Exercise details.
In the entries below, count every line containing "kerékpáron". Reply with the number alone.

Provided records.
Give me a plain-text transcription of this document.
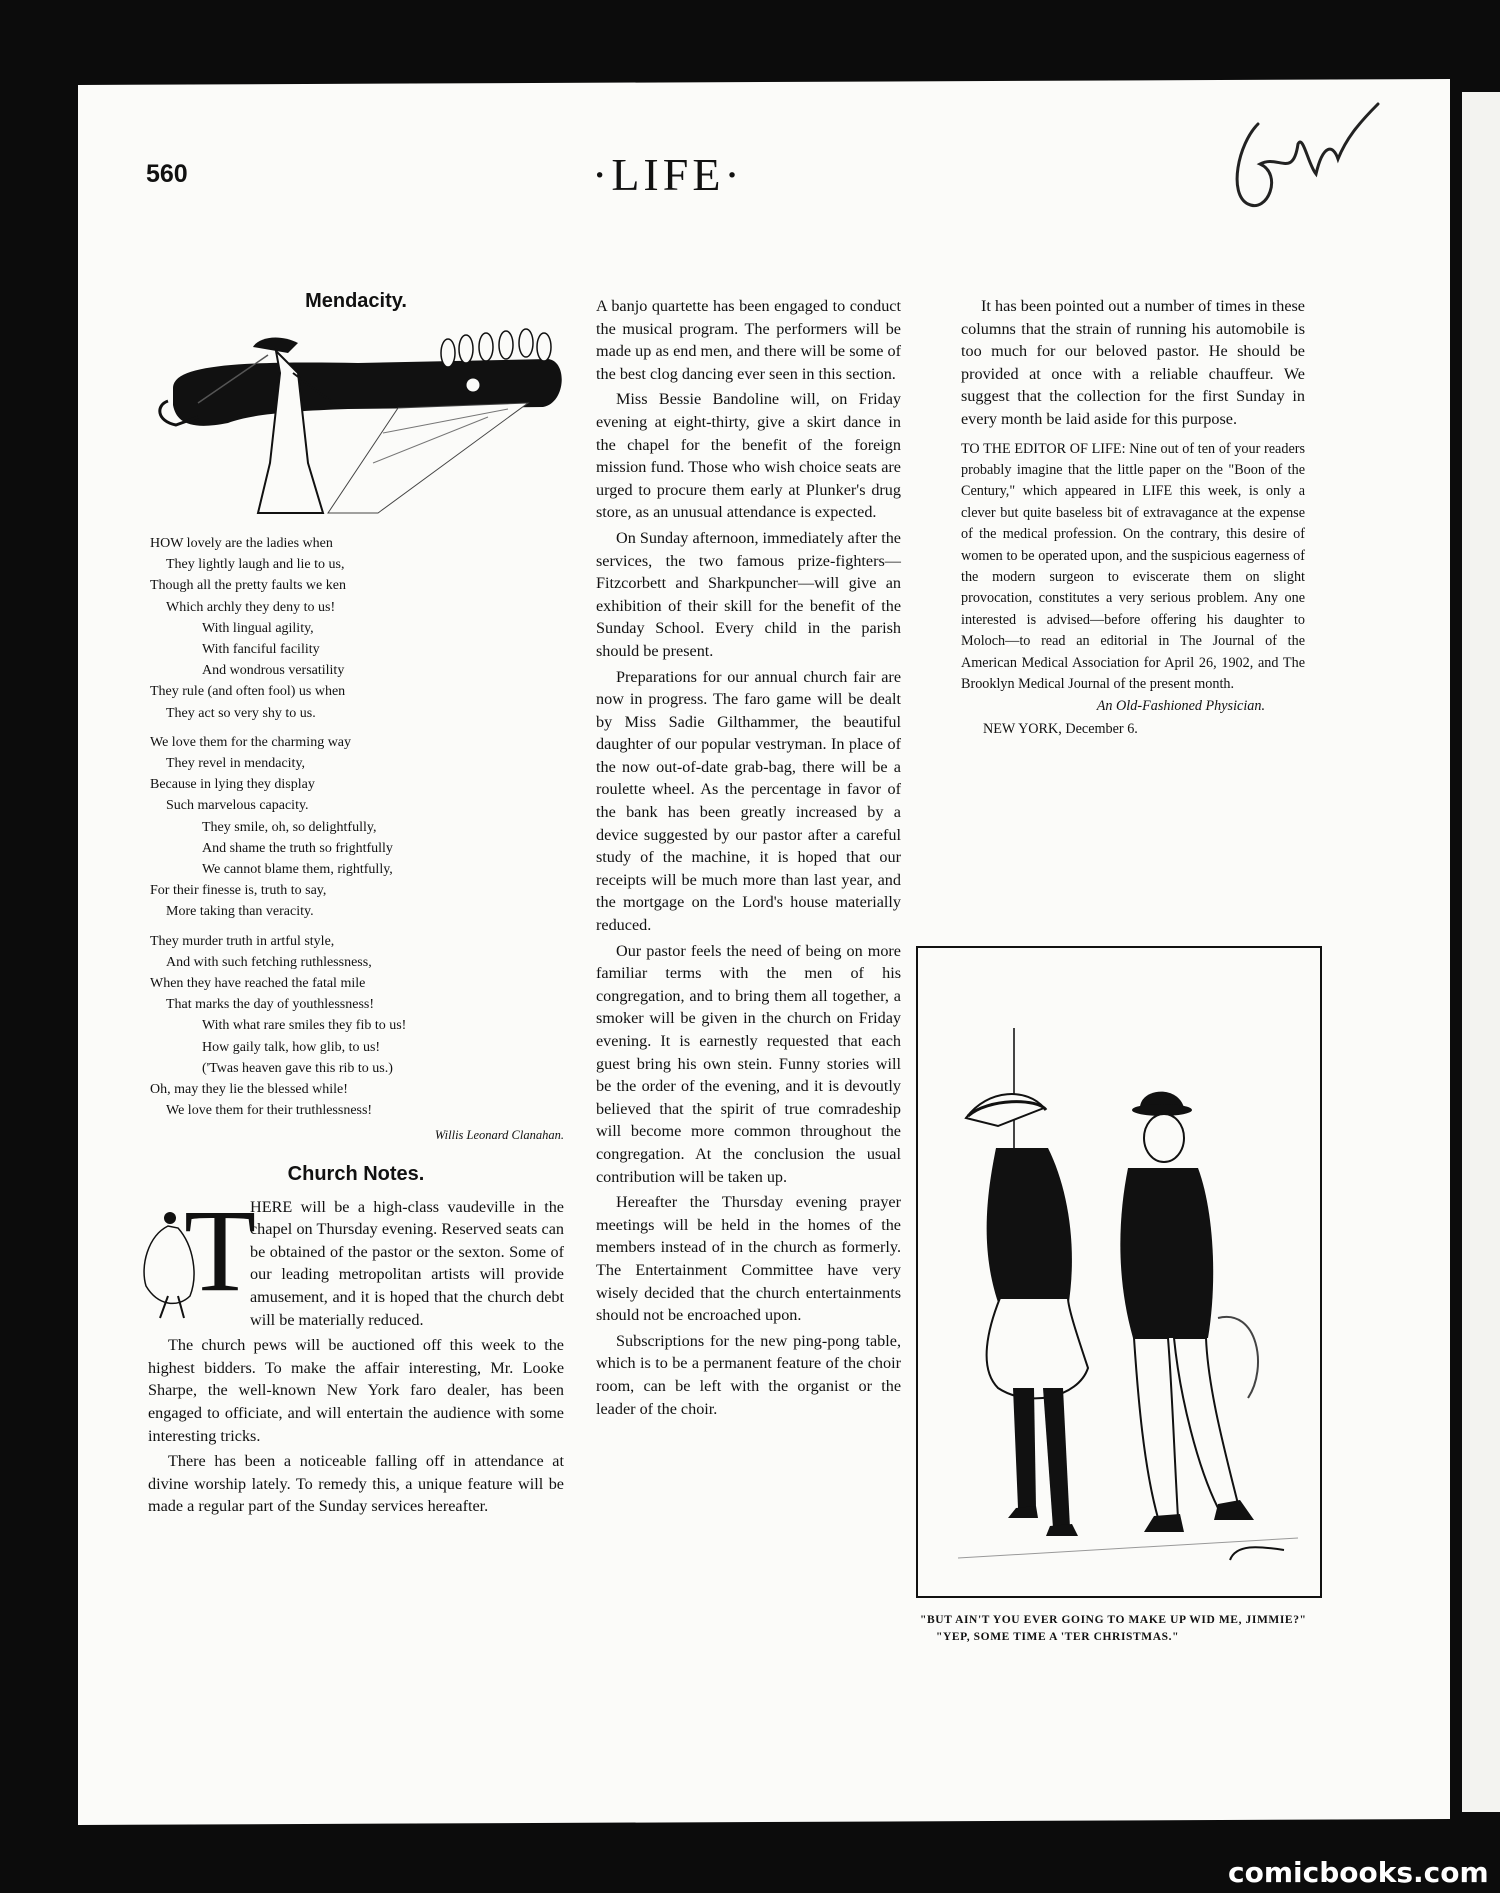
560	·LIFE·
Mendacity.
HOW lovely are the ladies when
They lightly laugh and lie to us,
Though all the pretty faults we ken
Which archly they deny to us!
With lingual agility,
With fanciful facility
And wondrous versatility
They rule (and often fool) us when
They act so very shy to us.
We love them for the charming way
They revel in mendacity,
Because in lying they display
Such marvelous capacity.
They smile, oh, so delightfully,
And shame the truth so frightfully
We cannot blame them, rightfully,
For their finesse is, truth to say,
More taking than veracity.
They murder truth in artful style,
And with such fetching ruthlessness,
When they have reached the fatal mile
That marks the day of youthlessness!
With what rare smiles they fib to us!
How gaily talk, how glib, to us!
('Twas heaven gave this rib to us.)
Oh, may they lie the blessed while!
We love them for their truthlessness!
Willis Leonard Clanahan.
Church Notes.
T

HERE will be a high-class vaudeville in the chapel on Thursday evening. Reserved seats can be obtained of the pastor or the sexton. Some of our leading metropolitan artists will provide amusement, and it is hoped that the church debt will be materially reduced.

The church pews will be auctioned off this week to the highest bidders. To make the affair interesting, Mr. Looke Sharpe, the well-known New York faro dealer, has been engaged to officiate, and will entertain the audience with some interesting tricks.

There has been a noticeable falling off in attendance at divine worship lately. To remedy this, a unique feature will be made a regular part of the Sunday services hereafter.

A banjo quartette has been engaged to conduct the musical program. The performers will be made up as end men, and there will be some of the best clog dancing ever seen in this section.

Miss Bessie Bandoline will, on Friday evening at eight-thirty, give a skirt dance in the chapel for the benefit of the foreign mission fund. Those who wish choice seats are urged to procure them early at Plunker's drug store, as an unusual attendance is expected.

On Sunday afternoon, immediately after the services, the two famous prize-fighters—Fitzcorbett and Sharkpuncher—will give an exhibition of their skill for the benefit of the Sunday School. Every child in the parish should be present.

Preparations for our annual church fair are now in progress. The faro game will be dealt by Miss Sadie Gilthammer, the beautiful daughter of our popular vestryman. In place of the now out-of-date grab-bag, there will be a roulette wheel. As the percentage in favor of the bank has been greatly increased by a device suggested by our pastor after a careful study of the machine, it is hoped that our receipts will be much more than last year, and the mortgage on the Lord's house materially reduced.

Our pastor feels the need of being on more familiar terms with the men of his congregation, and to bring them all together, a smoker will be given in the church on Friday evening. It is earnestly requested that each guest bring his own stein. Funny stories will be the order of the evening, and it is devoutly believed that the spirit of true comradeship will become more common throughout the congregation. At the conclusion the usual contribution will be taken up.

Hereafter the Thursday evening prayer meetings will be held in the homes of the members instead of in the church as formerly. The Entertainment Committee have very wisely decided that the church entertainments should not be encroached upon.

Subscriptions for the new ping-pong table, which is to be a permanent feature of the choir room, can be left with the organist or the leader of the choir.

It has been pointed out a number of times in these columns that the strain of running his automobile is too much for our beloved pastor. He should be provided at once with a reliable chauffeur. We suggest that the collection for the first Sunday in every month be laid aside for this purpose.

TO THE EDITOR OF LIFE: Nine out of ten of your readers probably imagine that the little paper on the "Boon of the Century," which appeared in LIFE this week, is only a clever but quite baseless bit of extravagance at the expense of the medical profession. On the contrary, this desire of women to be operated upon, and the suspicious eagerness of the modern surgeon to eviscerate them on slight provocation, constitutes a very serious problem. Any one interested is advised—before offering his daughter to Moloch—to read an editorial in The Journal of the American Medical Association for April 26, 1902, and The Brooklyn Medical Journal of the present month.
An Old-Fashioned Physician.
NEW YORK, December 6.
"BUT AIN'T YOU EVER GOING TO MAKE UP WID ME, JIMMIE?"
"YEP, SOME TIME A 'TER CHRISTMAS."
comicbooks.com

...

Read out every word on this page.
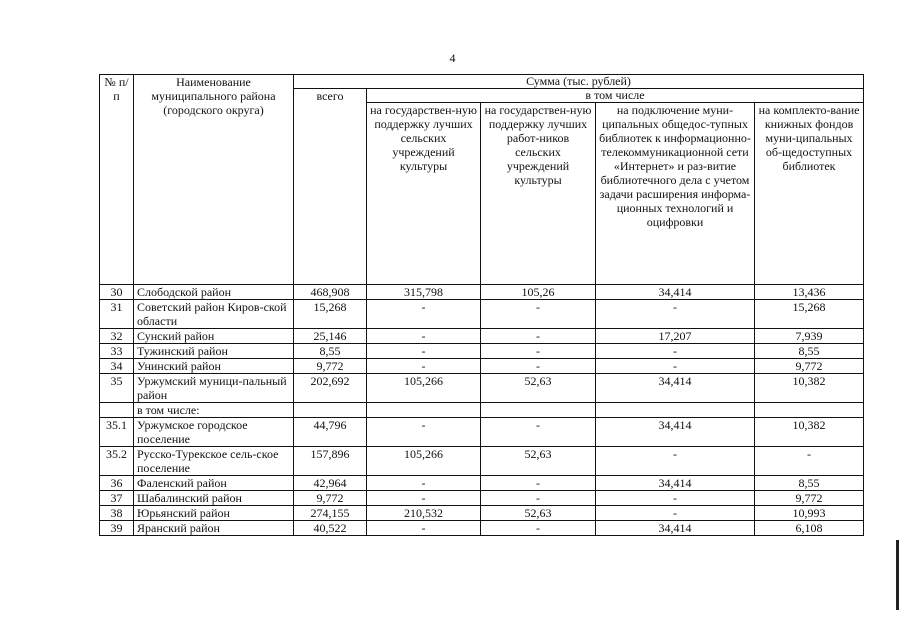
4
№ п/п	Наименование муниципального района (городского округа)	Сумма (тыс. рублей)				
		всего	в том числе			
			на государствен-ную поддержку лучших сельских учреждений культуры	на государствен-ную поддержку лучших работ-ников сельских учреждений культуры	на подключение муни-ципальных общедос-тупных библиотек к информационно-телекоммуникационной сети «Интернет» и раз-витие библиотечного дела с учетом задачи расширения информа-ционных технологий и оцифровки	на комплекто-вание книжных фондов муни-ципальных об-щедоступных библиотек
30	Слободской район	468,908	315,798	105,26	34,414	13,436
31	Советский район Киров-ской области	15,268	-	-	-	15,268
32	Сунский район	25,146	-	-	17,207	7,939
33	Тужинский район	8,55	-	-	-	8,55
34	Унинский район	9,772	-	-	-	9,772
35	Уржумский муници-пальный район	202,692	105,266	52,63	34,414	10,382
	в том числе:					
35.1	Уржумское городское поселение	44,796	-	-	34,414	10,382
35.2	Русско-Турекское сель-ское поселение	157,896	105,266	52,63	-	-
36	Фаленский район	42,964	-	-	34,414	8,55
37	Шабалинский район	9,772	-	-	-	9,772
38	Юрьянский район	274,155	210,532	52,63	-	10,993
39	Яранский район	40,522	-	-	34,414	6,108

* * *

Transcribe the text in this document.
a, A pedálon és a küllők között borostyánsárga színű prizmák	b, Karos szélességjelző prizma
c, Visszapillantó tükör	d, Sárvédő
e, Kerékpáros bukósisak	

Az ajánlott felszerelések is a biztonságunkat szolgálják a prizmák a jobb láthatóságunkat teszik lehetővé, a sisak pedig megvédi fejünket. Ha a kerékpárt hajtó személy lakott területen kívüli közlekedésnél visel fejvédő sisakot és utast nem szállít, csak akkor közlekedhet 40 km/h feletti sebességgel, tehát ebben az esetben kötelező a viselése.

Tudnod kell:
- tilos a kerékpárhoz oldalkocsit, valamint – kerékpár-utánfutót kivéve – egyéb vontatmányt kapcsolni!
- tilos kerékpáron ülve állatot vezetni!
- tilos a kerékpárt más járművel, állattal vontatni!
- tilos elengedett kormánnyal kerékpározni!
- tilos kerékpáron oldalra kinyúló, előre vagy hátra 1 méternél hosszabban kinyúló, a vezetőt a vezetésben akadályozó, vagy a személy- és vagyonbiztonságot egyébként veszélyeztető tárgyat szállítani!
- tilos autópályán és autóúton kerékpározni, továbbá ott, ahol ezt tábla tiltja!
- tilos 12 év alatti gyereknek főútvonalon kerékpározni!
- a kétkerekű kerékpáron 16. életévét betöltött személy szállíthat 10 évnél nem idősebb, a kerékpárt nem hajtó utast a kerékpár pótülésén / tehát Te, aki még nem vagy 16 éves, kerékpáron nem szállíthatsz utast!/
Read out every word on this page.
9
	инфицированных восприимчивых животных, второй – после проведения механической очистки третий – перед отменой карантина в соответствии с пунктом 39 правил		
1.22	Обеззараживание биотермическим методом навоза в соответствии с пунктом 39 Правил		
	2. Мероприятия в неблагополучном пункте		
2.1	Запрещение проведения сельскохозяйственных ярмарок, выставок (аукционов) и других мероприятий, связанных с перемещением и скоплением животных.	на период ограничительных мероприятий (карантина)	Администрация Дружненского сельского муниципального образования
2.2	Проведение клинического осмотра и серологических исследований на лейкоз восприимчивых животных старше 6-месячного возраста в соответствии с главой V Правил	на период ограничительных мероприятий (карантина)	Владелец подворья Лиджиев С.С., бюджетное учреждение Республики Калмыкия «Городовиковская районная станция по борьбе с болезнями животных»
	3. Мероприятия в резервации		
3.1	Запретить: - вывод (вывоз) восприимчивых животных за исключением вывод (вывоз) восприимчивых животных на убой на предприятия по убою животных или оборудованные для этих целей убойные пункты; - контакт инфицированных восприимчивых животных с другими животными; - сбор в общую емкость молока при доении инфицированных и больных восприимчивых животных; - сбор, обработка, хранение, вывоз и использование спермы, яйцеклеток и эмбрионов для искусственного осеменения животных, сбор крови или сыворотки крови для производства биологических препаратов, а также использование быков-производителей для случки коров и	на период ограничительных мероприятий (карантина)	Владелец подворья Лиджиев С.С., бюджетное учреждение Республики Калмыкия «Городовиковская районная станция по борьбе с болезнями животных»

Output.
3